● Document section:
The hammerhead ribozymes are based on a three-way junction and there are two main types. (a) Type I has the ends of the single-stranded RNA on stem I; (b) type III has the ends of the single-stranded RNA on stem III. For unknown reasons, potential type II ribozymes (ends of the single-stranded RNA on stem II) have never been observed. The three-dimensional architecture is maintained by coaxial stacking of stems II and III, which, through constraints in the conserved three-way junction residues [92], orients stem I so that loop-loop interactions between stems I and II form (Figure 3) [40,42]. The internal loop of stem II (IL2) is often replaced by a capping loop (CL2); similarly, CL1 in type III can be replaced by an internal loop (IL1) followed by another hairpin. Although only one structure has been fully characterized, sequence alignments show that the loop-loop interactions (mainly constituting non-Watson-Crick pairs) are very diverse.

● Problem description: According to the passage on hammerhead ribozymes, what maintains their three-dimensional architecture?

● Provided material:
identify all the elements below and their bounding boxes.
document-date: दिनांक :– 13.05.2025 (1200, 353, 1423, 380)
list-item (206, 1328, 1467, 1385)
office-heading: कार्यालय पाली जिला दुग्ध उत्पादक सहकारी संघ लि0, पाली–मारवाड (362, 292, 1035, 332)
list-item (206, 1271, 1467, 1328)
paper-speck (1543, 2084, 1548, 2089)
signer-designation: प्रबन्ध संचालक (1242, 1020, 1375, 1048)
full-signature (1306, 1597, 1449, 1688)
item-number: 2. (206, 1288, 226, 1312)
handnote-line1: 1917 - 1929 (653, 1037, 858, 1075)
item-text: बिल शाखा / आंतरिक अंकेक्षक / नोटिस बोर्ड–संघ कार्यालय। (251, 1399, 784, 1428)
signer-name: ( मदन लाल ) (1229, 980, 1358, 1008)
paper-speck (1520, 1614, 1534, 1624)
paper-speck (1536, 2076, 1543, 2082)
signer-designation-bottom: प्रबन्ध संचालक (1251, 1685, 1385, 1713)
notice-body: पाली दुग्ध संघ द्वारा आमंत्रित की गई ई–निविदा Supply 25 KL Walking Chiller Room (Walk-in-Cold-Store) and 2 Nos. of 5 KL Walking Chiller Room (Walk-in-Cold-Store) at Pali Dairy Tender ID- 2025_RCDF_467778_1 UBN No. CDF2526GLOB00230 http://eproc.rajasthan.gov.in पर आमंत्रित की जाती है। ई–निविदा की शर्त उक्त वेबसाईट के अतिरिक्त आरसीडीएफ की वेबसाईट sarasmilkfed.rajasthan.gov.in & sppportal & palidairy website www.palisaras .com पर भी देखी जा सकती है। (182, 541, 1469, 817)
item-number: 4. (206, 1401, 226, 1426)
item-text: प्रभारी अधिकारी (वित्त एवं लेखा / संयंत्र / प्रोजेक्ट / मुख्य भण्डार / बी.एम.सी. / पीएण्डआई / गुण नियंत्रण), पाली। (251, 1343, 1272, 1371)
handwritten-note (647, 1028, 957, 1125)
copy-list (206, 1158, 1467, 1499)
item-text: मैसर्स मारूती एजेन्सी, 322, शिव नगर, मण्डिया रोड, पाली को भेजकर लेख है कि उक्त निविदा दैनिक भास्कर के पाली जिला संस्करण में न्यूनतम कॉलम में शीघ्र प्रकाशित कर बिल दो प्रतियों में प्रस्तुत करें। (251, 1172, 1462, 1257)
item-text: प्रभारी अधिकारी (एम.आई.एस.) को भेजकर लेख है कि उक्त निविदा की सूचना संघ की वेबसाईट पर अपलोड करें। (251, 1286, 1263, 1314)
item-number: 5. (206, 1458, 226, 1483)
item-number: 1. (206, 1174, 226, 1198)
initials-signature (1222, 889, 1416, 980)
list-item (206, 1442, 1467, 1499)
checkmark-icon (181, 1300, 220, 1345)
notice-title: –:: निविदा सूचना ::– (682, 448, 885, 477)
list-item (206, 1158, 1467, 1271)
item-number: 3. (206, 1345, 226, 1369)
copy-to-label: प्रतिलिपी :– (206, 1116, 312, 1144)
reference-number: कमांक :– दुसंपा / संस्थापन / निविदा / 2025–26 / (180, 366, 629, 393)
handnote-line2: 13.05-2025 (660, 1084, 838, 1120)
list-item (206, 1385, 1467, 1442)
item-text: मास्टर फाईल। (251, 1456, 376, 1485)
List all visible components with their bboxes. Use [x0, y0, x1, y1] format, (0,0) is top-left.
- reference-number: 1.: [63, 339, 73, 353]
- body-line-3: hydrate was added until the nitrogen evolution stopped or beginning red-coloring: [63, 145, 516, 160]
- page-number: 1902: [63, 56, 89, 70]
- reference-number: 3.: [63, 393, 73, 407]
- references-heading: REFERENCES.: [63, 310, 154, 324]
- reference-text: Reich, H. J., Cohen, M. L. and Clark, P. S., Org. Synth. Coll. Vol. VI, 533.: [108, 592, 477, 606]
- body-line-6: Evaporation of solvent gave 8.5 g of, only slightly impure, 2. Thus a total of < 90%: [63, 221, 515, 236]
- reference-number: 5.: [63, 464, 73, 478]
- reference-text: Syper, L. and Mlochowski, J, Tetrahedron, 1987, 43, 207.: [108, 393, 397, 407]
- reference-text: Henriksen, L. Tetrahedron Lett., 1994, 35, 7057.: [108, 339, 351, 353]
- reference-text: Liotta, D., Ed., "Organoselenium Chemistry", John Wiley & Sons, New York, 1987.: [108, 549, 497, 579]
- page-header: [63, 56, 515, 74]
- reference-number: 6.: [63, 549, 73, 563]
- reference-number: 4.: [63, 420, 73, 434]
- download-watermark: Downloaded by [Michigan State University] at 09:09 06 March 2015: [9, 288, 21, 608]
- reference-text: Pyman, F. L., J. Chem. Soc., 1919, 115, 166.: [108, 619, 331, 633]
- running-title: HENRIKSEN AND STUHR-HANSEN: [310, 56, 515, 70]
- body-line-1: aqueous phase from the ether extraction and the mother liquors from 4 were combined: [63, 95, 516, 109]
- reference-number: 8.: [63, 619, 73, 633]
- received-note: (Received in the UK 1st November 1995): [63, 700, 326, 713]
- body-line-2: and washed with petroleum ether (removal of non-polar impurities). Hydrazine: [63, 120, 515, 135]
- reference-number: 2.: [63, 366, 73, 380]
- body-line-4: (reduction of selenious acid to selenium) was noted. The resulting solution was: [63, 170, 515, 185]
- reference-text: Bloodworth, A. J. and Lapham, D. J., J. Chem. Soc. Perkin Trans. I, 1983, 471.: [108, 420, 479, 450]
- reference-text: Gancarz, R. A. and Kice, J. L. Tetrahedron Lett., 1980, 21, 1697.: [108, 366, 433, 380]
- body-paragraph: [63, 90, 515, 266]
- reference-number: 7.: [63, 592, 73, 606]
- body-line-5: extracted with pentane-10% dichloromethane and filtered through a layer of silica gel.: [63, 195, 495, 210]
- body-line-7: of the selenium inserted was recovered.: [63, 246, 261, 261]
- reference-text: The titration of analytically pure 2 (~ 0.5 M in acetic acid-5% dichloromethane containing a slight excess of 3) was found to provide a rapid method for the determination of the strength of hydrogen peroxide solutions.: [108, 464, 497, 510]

● Exercise solution: Coaxial stacking of stems II and III.